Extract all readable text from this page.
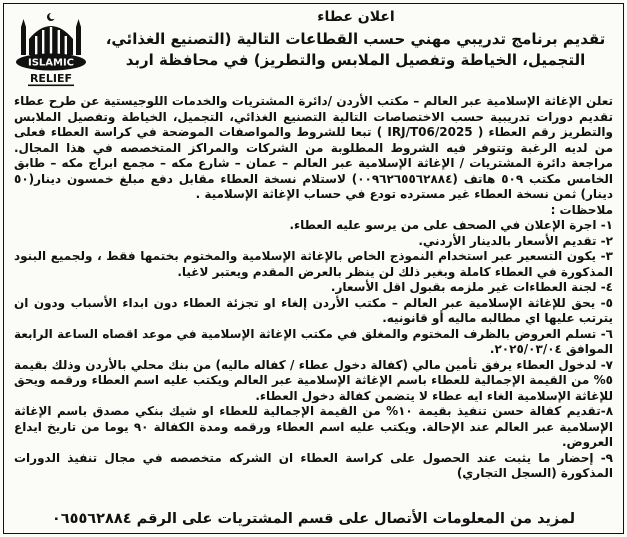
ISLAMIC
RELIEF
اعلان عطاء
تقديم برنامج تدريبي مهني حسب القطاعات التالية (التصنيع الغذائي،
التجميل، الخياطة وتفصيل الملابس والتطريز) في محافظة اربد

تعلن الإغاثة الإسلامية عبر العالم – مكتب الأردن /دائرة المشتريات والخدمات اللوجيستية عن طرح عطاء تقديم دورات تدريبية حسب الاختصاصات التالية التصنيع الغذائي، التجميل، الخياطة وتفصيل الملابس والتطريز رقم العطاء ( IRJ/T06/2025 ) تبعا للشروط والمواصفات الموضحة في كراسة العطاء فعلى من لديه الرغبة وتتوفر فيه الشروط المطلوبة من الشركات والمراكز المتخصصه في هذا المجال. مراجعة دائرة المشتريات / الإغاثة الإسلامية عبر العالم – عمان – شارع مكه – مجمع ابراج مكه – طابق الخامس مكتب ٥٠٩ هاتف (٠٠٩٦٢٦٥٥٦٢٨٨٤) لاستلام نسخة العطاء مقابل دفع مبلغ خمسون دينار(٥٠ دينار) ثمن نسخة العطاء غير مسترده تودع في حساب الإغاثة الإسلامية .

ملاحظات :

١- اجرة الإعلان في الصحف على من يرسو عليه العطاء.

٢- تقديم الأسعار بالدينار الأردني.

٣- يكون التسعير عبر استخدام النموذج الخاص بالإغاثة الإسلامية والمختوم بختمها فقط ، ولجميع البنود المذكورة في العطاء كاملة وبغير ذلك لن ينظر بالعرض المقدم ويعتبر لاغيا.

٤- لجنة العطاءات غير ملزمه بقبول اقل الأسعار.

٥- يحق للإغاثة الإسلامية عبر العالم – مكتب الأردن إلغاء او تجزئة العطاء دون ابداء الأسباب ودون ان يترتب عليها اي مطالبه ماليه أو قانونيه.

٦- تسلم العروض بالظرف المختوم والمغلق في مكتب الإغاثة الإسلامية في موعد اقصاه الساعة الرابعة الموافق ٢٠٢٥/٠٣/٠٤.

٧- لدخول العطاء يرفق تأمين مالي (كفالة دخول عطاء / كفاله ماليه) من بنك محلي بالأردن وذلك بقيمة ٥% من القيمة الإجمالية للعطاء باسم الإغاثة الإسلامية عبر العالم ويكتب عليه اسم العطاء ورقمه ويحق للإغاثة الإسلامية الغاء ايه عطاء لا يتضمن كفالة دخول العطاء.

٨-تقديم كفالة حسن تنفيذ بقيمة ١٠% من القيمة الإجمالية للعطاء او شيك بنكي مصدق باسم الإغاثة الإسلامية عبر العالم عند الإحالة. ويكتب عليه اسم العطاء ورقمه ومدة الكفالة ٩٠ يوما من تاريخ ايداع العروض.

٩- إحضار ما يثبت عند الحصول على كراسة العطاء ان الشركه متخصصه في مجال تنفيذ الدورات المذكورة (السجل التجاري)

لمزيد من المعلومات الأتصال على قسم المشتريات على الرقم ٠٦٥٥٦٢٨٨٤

========

> [AIM] Take each line containing the string "ماليه" and copy it out.

> [CORRECT ANSWER]
٥- يحق للإغاثة الإسلامية عبر العالم – مكتب الأردن إلغاء او تجزئة العطاء دون ابداء الأسباب ودون ان يترتب عليها اي مطالبه ماليه أو قانونيه.
٧- لدخول العطاء يرفق تأمين مالي (كفالة دخول عطاء / كفاله ماليه) من بنك محلي بالأردن وذلك بقيمة ٥% من القيمة الإجمالية للعطاء باسم الإغاثة الإسلامية عبر العالم ويكتب عليه اسم العطاء ورقمه ويحق للإغاثة الإسلامية الغاء ايه عطاء لا يتضمن كفالة دخول العطاء.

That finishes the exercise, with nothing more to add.